Among the records below, find each line that includes the string "title" and copy it.

## Record extracts
######
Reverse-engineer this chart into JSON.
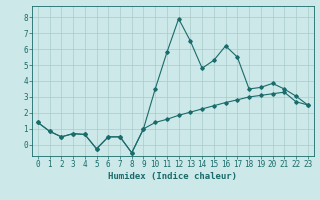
{
  "xlabel": "Humidex (Indice chaleur)",
  "background_color": "#cce8e8",
  "grid_color": "#aacccc",
  "line_color": "#1a6b6b",
  "xlim": [
    -0.5,
    23.5
  ],
  "ylim": [
    -0.7,
    8.7
  ],
  "xticks": [
    0,
    1,
    2,
    3,
    4,
    5,
    6,
    7,
    8,
    9,
    10,
    11,
    12,
    13,
    14,
    15,
    16,
    17,
    18,
    19,
    20,
    21,
    22,
    23
  ],
  "yticks": [
    0,
    1,
    2,
    3,
    4,
    5,
    6,
    7,
    8
  ],
  "line1_x": [
    0,
    1,
    2,
    3,
    4,
    5,
    6,
    7,
    8,
    9,
    10,
    11,
    12,
    13,
    14,
    15,
    16,
    17,
    18,
    19,
    20,
    21,
    22,
    23
  ],
  "line1_y": [
    1.4,
    0.85,
    0.5,
    0.7,
    0.65,
    -0.25,
    0.5,
    0.5,
    -0.5,
    1.0,
    3.5,
    5.8,
    7.9,
    6.5,
    4.8,
    5.3,
    6.2,
    5.5,
    3.5,
    3.6,
    3.85,
    3.5,
    3.05,
    2.5
  ],
  "line2_x": [
    0,
    1,
    2,
    3,
    4,
    5,
    6,
    7,
    8,
    9,
    10,
    11,
    12,
    13,
    14,
    15,
    16,
    17,
    18,
    19,
    20,
    21,
    22,
    23
  ],
  "line2_y": [
    1.4,
    0.85,
    0.5,
    0.7,
    0.65,
    -0.25,
    0.5,
    0.5,
    -0.5,
    1.0,
    1.4,
    1.6,
    1.85,
    2.05,
    2.25,
    2.45,
    2.65,
    2.82,
    3.0,
    3.1,
    3.2,
    3.3,
    2.7,
    2.5
  ],
  "figsize": [
    3.2,
    2.0
  ],
  "dpi": 100,
  "tick_fontsize": 5.5,
  "xlabel_fontsize": 6.5
}
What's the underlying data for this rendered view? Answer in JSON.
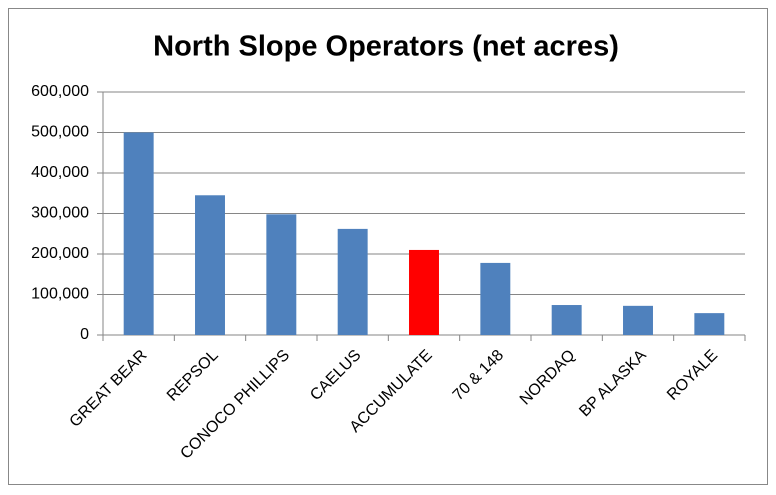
{
  "chart_data": {
    "type": "bar",
    "title": "North Slope Operators (net acres)",
    "categories": [
      "GREAT BEAR",
      "REPSOL",
      "CONOCO PHILLIPS",
      "CAELUS",
      "ACCUMULATE",
      "70 & 148",
      "NORDAQ",
      "BP ALASKA",
      "ROYALE"
    ],
    "values": [
      500000,
      345000,
      298000,
      262000,
      210000,
      178000,
      74000,
      72000,
      54000
    ],
    "colors": [
      "#4f81bd",
      "#4f81bd",
      "#4f81bd",
      "#4f81bd",
      "#ff0000",
      "#4f81bd",
      "#4f81bd",
      "#4f81bd",
      "#4f81bd"
    ],
    "ylim": [
      0,
      600000
    ],
    "yticks": [
      0,
      {
        "value": 100000,
        "label": "100,000"
      },
      {
        "value": 200000,
        "label": "200,000"
      },
      {
        "value": 300000,
        "label": "300,000"
      },
      {
        "value": 400000,
        "label": "400,000"
      },
      {
        "value": 500000,
        "label": "500,000"
      },
      {
        "value": 600000,
        "label": "600,000"
      }
    ],
    "grid": true
  }
}
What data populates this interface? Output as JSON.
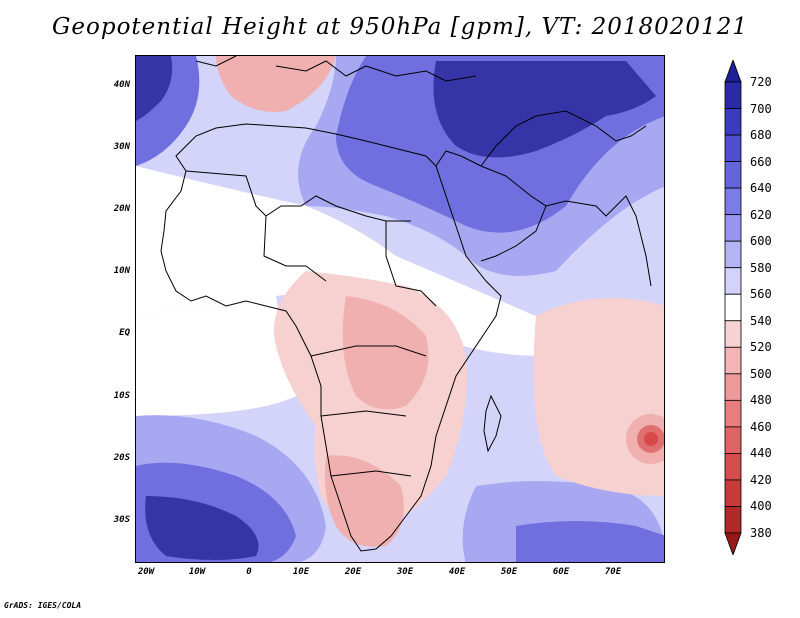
{
  "title": "Geopotential Height at 950hPa [gpm], VT: 2018020121",
  "footer": "GrADS: IGES/COLA",
  "lat_labels": [
    "40N",
    "30N",
    "20N",
    "10N",
    "EQ",
    "10S",
    "20S",
    "30S"
  ],
  "lon_labels": [
    "20W",
    "10W",
    "0",
    "10E",
    "20E",
    "30E",
    "40E",
    "50E",
    "60E",
    "70E"
  ],
  "colorbar": {
    "levels": [
      "720",
      "700",
      "680",
      "660",
      "640",
      "620",
      "600",
      "580",
      "560",
      "540",
      "520",
      "500",
      "480",
      "460",
      "440",
      "420",
      "400",
      "380"
    ],
    "colors": [
      "#1e1e96",
      "#2a2aa8",
      "#3b3bbf",
      "#4e4ecf",
      "#6464dc",
      "#7c7ce6",
      "#9696ee",
      "#b4b4f4",
      "#d2d2fa",
      "#ffffff",
      "#f7d2d2",
      "#f2b4b4",
      "#ec9a9a",
      "#e67e7e",
      "#de6464",
      "#d44c4c",
      "#c83a3a",
      "#b02828",
      "#961818"
    ]
  },
  "map": {
    "region": "Africa",
    "lon_range": [
      "20W",
      "80E"
    ],
    "lat_range": [
      "37S",
      "45N"
    ],
    "colors": {
      "strong_high": "#3535a8",
      "high": "#6f6fdf",
      "mid_high": "#a8a8f2",
      "low_high": "#d4d4fa",
      "neutral": "#ffffff",
      "low": "#f7d0d0",
      "lower": "#f0b0b0",
      "lowest": "#d84a4a",
      "coast": "#000000"
    }
  }
}
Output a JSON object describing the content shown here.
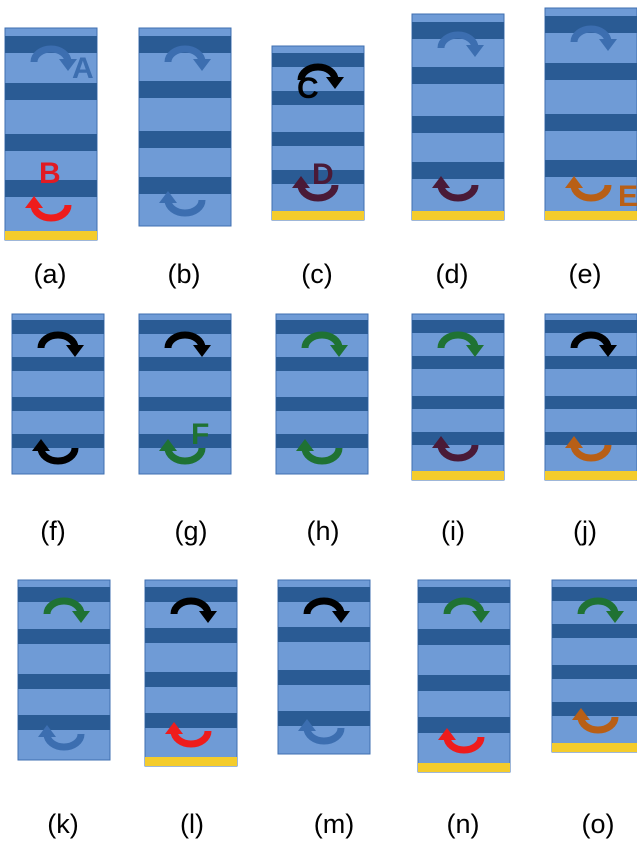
{
  "colors": {
    "light": "#6f9bd6",
    "dark": "#2a5b94",
    "border": "#3f6fb0",
    "substrate": "#f4cc2c",
    "arrow_blue": "#3c6eb0",
    "arrow_red": "#ee1c1c",
    "arrow_black": "#000000",
    "arrow_purple": "#4a1a37",
    "arrow_orange": "#b85f16",
    "arrow_green": "#1f7233",
    "letter_A": "#3c6eb0",
    "letter_B": "#e01b23",
    "letter_C": "#000000",
    "letter_D": "#4a1a37",
    "letter_E": "#b85f16",
    "letter_F": "#1f7233"
  },
  "panels": [
    {
      "caption": "(a)",
      "substrate": true,
      "top_arrow": "blue",
      "bottom_arrow": "red",
      "top_letter": "A",
      "bottom_letter": "B"
    },
    {
      "caption": "(b)",
      "substrate": false,
      "top_arrow": "blue",
      "bottom_arrow": "blue",
      "top_letter": "",
      "bottom_letter": ""
    },
    {
      "caption": "(c)",
      "substrate": true,
      "top_arrow": "black",
      "bottom_arrow": "purple",
      "top_letter": "C",
      "bottom_letter": "D"
    },
    {
      "caption": "(d)",
      "substrate": true,
      "top_arrow": "blue",
      "bottom_arrow": "purple",
      "top_letter": "",
      "bottom_letter": ""
    },
    {
      "caption": "(e)",
      "substrate": true,
      "top_arrow": "blue",
      "bottom_arrow": "orange",
      "top_letter": "",
      "bottom_letter": "E"
    },
    {
      "caption": "(f)",
      "substrate": false,
      "top_arrow": "black",
      "bottom_arrow": "black",
      "top_letter": "",
      "bottom_letter": ""
    },
    {
      "caption": "(g)",
      "substrate": false,
      "top_arrow": "black",
      "bottom_arrow": "green",
      "top_letter": "",
      "bottom_letter": "F"
    },
    {
      "caption": "(h)",
      "substrate": false,
      "top_arrow": "green",
      "bottom_arrow": "green",
      "top_letter": "",
      "bottom_letter": ""
    },
    {
      "caption": "(i)",
      "substrate": true,
      "top_arrow": "green",
      "bottom_arrow": "purple",
      "top_letter": "",
      "bottom_letter": ""
    },
    {
      "caption": "(j)",
      "substrate": true,
      "top_arrow": "black",
      "bottom_arrow": "orange",
      "top_letter": "",
      "bottom_letter": ""
    },
    {
      "caption": "(k)",
      "substrate": false,
      "top_arrow": "green",
      "bottom_arrow": "blue",
      "top_letter": "",
      "bottom_letter": ""
    },
    {
      "caption": "(l)",
      "substrate": true,
      "top_arrow": "black",
      "bottom_arrow": "red",
      "top_letter": "",
      "bottom_letter": ""
    },
    {
      "caption": "(m)",
      "substrate": false,
      "top_arrow": "black",
      "bottom_arrow": "blue",
      "top_letter": "",
      "bottom_letter": ""
    },
    {
      "caption": "(n)",
      "substrate": true,
      "top_arrow": "green",
      "bottom_arrow": "red",
      "top_letter": "",
      "bottom_letter": ""
    },
    {
      "caption": "(o)",
      "substrate": true,
      "top_arrow": "green",
      "bottom_arrow": "orange",
      "top_letter": "",
      "bottom_letter": ""
    }
  ]
}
######
## Exercise response
    "title": "North Slope Operators (net acres)",
  "title": "Geopotential Height at 950hPa [gpm], VT: 2018020121",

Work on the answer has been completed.